Aim: Locate every line below that contains the word "pozitif" and copy it.

Dataset records:
▬▬▬▬▬▬▬▬▬▬
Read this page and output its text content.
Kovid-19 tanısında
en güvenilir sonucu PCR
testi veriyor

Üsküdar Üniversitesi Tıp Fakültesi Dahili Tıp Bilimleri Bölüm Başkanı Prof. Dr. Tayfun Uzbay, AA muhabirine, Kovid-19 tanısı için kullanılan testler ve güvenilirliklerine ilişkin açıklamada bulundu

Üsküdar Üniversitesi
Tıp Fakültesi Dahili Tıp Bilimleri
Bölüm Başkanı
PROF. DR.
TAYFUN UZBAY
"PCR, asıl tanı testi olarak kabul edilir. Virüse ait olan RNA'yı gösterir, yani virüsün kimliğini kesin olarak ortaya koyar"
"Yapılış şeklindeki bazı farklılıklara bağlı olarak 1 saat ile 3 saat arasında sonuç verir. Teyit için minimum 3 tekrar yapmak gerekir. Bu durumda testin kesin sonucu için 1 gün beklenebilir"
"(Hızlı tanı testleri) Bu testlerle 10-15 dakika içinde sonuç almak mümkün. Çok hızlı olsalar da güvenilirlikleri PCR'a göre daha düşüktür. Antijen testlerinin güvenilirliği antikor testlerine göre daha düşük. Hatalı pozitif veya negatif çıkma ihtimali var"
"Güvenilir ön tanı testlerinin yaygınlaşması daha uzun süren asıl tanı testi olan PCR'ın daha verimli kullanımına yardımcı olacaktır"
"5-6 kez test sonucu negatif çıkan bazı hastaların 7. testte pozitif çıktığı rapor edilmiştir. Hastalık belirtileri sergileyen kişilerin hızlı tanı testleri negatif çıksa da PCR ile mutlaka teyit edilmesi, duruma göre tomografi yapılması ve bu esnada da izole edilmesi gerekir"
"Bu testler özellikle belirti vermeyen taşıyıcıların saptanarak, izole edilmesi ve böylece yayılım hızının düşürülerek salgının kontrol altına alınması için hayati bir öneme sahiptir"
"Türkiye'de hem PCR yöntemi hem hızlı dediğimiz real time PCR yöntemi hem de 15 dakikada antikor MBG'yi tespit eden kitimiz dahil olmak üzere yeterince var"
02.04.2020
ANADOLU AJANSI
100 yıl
▬▬▬▬▬▬▬▬▬▬
Expected output:
"(Hızlı tanı testleri) Bu testlerle 10-15 dakika içinde sonuç almak mümkün. Çok hızlı olsalar da güvenilirlikleri PCR'a göre daha düşüktür. Antijen testlerinin güvenilirliği antikor testlerine göre daha düşük. Hatalı pozitif veya negatif çıkma ihtimali var"
"5-6 kez test sonucu negatif çıkan bazı hastaların 7. testte pozitif çıktığı rapor edilmiştir. Hastalık belirtileri sergileyen kişilerin hızlı tanı testleri negatif çıksa da PCR ile mutlaka teyit edilmesi, duruma göre tomografi yapılması ve bu esnada da izole edilmesi gerekir"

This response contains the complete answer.